### Stated exercise
Write out the listing below in full and exactly, leaving out every picture.

>> START

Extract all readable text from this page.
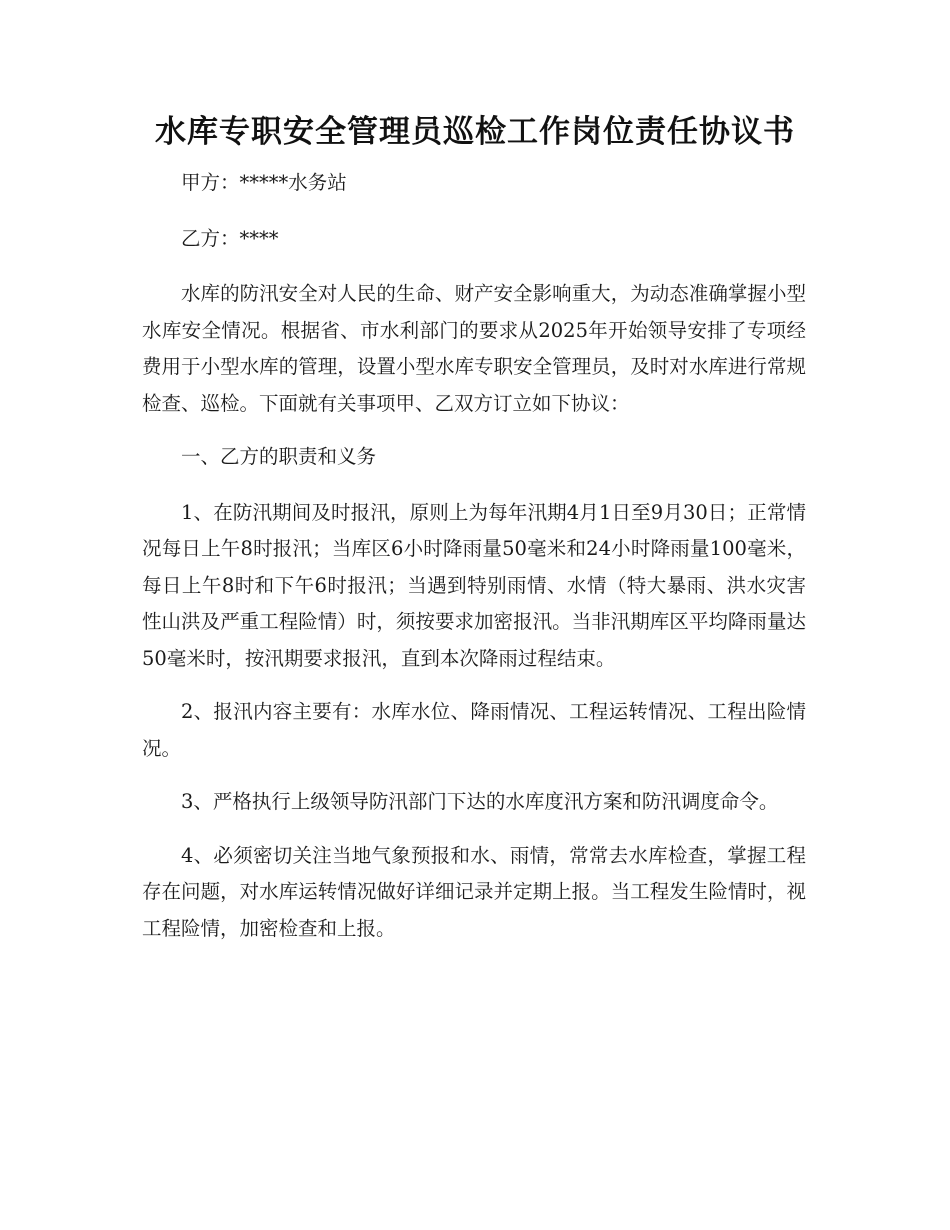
水库专职安全管理员巡检工作岗位责任协议书

甲方：*****水务站

乙方：****

水库的防汛安全对人民的生命、财产安全影响重大，为动态准确掌握小型水库安全情况。根据省、市水利部门的要求从2025年开始领导安排了专项经费用于小型水库的管理，设置小型水库专职安全管理员，及时对水库进行常规检查、巡检。下面就有关事项甲、乙双方订立如下协议：

一、乙方的职责和义务

1、在防汛期间及时报汛，原则上为每年汛期4月1日至9月30日；正常情况每日上午8时报汛；当库区6小时降雨量50毫米和24小时降雨量100毫米，每日上午8时和下午6时报汛；当遇到特别雨情、水情（特大暴雨、洪水灾害性山洪及严重工程险情）时，须按要求加密报汛。当非汛期库区平均降雨量达50毫米时，按汛期要求报汛，直到本次降雨过程结束。

2、报汛内容主要有：水库水位、降雨情况、工程运转情况、工程出险情况。

3、严格执行上级领导防汛部门下达的水库度汛方案和防汛调度命令。

4、必须密切关注当地气象预报和水、雨情，常常去水库检查，掌握工程存在问题，对水库运转情况做好详细记录并定期上报。当工程发生险情时，视工程险情，加密检查和上报。
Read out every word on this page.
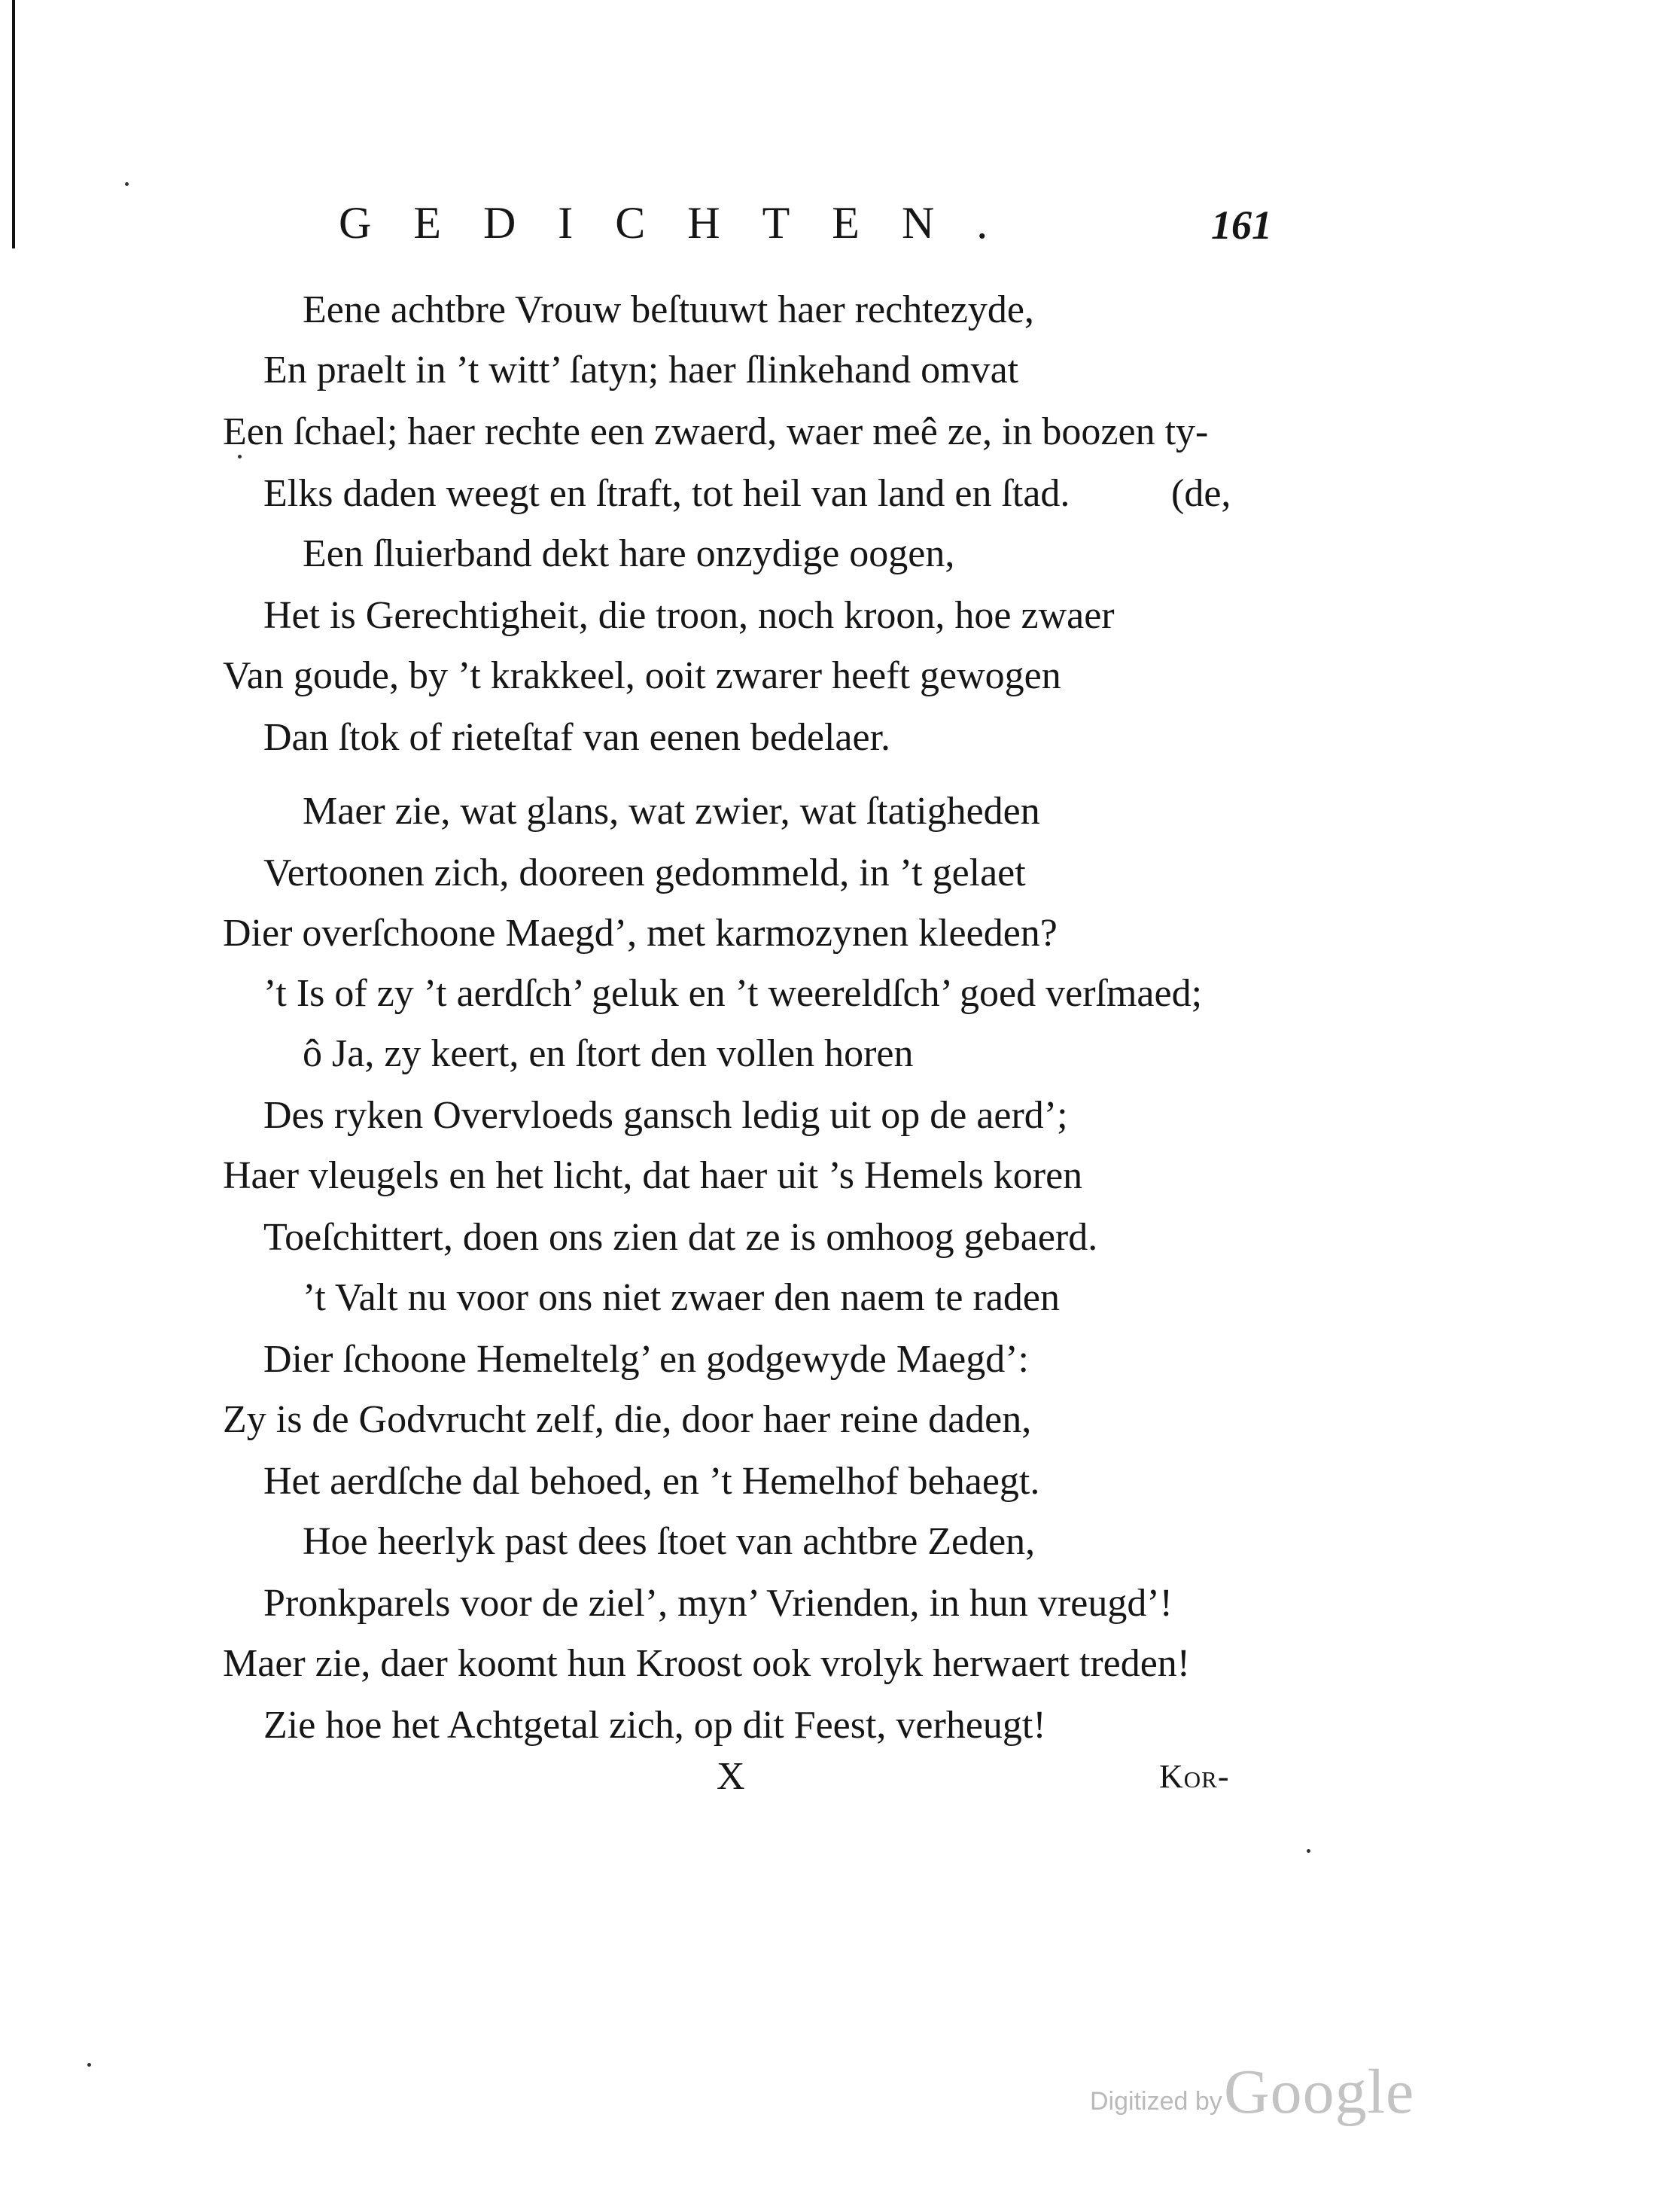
GEDICHTEN.	161
Eene achtbre Vrouw beſtuuwt haer rechtezyde,
En praelt in ’t witt’ ſatyn; haer ſlinkehand omvat
Een ſchael; haer rechte een zwaerd, waer meê ze, in boozen ty-
Elks daden weegt en ſtraft, tot heil van land en ſtad.	(de,
Een ſluierband dekt hare onzydige oogen,
Het is Gerechtigheit, die troon, noch kroon, hoe zwaer
Van goude, by ’t krakkeel, ooit zwarer heeft gewogen
Dan ſtok of rieteſtaf van eenen bedelaer.
Maer zie, wat glans, wat zwier, wat ſtatigheden
Vertoonen zich, dooreen gedommeld, in ’t gelaet
Dier overſchoone Maegd’, met karmozynen kleeden?
’t Is of zy ’t aerdſch’ geluk en ’t weereldſch’ goed verſmaed;
ô Ja, zy keert, en ſtort den vollen horen
Des ryken Overvloeds gansch ledig uit op de aerd’;
Haer vleugels en het licht, dat haer uit ’s Hemels koren
Toeſchittert, doen ons zien dat ze is omhoog gebaerd.
’t Valt nu voor ons niet zwaer den naem te raden
Dier ſchoone Hemeltelg’ en godgewyde Maegd’:
Zy is de Godvrucht zelf, die, door haer reine daden,
Het aerdſche dal behoed, en ’t Hemelhof behaegt.
Hoe heerlyk past dees ſtoet van achtbre Zeden,
Pronkparels voor de ziel’, myn’ Vrienden, in hun vreugd’!
Maer zie, daer koomt hun Kroost ook vrolyk herwaert treden!
Zie hoe het Achtgetal zich, op dit Feest, verheugt!
X	Kor-
Digitized by Google
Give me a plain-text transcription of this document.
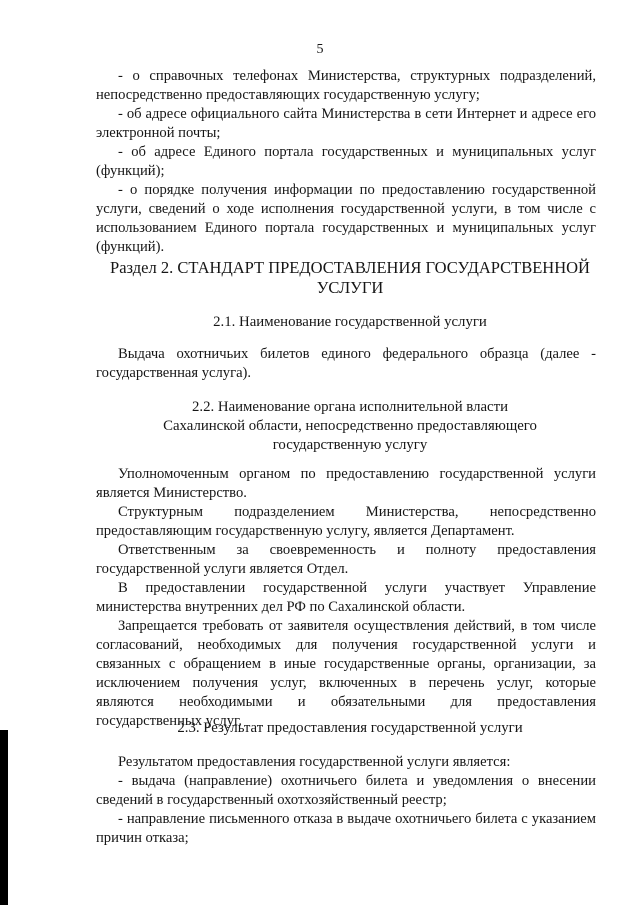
5

- о справочных телефонах Министерства, структурных подразделений, непосредственно предоставляющих государственную услугу;

- об адресе официального сайта Министерства в сети Интернет и адресе его электронной почты;

- об адресе Единого портала государственных и муниципальных услуг (функций);

- о порядке получения информации по предоставлению государственной услуги, сведений о ходе исполнения государственной услуги, в том числе с использованием Единого портала государственных и муниципальных услуг (функций).

Раздел 2. СТАНДАРТ ПРЕДОСТАВЛЕНИЯ ГОСУДАРСТВЕННОЙ
УСЛУГИ
2.1. Наименование государственной услуги

Выдача охотничьих билетов единого федерального образца (далее - государственная услуга).

2.2. Наименование органа исполнительной власти
Сахалинской области, непосредственно предоставляющего
государственную услугу

Уполномоченным органом по предоставлению государственной услуги является Министерство.

Структурным подразделением Министерства, непосредственно предоставляющим государственную услугу, является Департамент.

Ответственным за своевременность и полноту предоставления государственной услуги является Отдел.

В предоставлении государственной услуги участвует Управление министерства внутренних дел РФ по Сахалинской области.

Запрещается требовать от заявителя осуществления действий, в том числе согласований, необходимых для получения государственной услуги и связанных с обращением в иные государственные органы, организации, за исключением получения услуг, включенных в перечень услуг, которые являются необходимыми и обязательными для предоставления государственных услуг.

2.3. Результат предоставления государственной услуги

Результатом предоставления государственной услуги является:

- выдача (направление) охотничьего билета и уведомления о внесении сведений в государственный охотхозяйственный реестр;

- направление письменного отказа в выдаче охотничьего билета с указанием причин отказа;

>> END

### Finished answer
Extract all readable text from this page.
水库专职安全管理员巡检工作岗位责任协议书

甲方：*****水务站

乙方：****

水库的防汛安全对人民的生命、财产安全影响重大，为动态准确掌握小型水库安全情况。根据省、市水利部门的要求从2025年开始领导安排了专项经费用于小型水库的管理，设置小型水库专职安全管理员，及时对水库进行常规检查、巡检。下面就有关事项甲、乙双方订立如下协议：

一、乙方的职责和义务

1、在防汛期间及时报汛，原则上为每年汛期4月1日至9月30日；正常情况每日上午8时报汛；当库区6小时降雨量50毫米和24小时降雨量100毫米，每日上午8时和下午6时报汛；当遇到特别雨情、水情（特大暴雨、洪水灾害性山洪及严重工程险情）时，须按要求加密报汛。当非汛期库区平均降雨量达50毫米时，按汛期要求报汛，直到本次降雨过程结束。

2、报汛内容主要有：水库水位、降雨情况、工程运转情况、工程出险情况。

3、严格执行上级领导防汛部门下达的水库度汛方案和防汛调度命令。

4、必须密切关注当地气象预报和水、雨情，常常去水库检查，掌握工程存在问题，对水库运转情况做好详细记录并定期上报。当工程发生险情时，视工程险情，加密检查和上报。
Read out every word on this page.
GEDICHTEN.	161
Eene achtbre Vrouw beſtuuwt haer rechtezyde,
En praelt in ’t witt’ ſatyn; haer ſlinkehand omvat
Een ſchael; haer rechte een zwaerd, waer meê ze, in boozen ty-
Elks daden weegt en ſtraft, tot heil van land en ſtad.	(de,
Een ſluierband dekt hare onzydige oogen,
Het is Gerechtigheit, die troon, noch kroon, hoe zwaer
Van goude, by ’t krakkeel, ooit zwarer heeft gewogen
Dan ſtok of rieteſtaf van eenen bedelaer.
Maer zie, wat glans, wat zwier, wat ſtatigheden
Vertoonen zich, dooreen gedommeld, in ’t gelaet
Dier overſchoone Maegd’, met karmozynen kleeden?
’t Is of zy ’t aerdſch’ geluk en ’t weereldſch’ goed verſmaed;
ô Ja, zy keert, en ſtort den vollen horen
Des ryken Overvloeds gansch ledig uit op de aerd’;
Haer vleugels en het licht, dat haer uit ’s Hemels koren
Toeſchittert, doen ons zien dat ze is omhoog gebaerd.
’t Valt nu voor ons niet zwaer den naem te raden
Dier ſchoone Hemeltelg’ en godgewyde Maegd’:
Zy is de Godvrucht zelf, die, door haer reine daden,
Het aerdſche dal behoed, en ’t Hemelhof behaegt.
Hoe heerlyk past dees ſtoet van achtbre Zeden,
Pronkparels voor de ziel’, myn’ Vrienden, in hun vreugd’!
Maer zie, daer koomt hun Kroost ook vrolyk herwaert treden!
Zie hoe het Achtgetal zich, op dit Feest, verheugt!
X	Kor-
Digitized by Google
Give me a plain-text transcription of this document.
5

- о справочных телефонах Министерства, структурных подразделений, непосредственно предоставляющих государственную услугу;

- об адресе официального сайта Министерства в сети Интернет и адресе его электронной почты;

- об адресе Единого портала государственных и муниципальных услуг (функций);

- о порядке получения информации по предоставлению государственной услуги, сведений о ходе исполнения государственной услуги, в том числе с использованием Единого портала государственных и муниципальных услуг (функций).

Раздел 2. СТАНДАРТ ПРЕДОСТАВЛЕНИЯ ГОСУДАРСТВЕННОЙ
УСЛУГИ
2.1. Наименование государственной услуги

Выдача охотничьих билетов единого федерального образца (далее - государственная услуга).

2.2. Наименование органа исполнительной власти
Сахалинской области, непосредственно предоставляющего
государственную услугу

Уполномоченным органом по предоставлению государственной услуги является Министерство.

Структурным подразделением Министерства, непосредственно предоставляющим государственную услугу, является Департамент.

Ответственным за своевременность и полноту предоставления государственной услуги является Отдел.

В предоставлении государственной услуги участвует Управление министерства внутренних дел РФ по Сахалинской области.

Запрещается требовать от заявителя осуществления действий, в том числе согласований, необходимых для получения государственной услуги и связанных с обращением в иные государственные органы, организации, за исключением получения услуг, включенных в перечень услуг, которые являются необходимыми и обязательными для предоставления государственных услуг.

2.3. Результат предоставления государственной услуги

Результатом предоставления государственной услуги является:

- выдача (направление) охотничьего билета и уведомления о внесении сведений в государственный охотхозяйственный реестр;

- направление письменного отказа в выдаче охотничьего билета с указанием причин отказа;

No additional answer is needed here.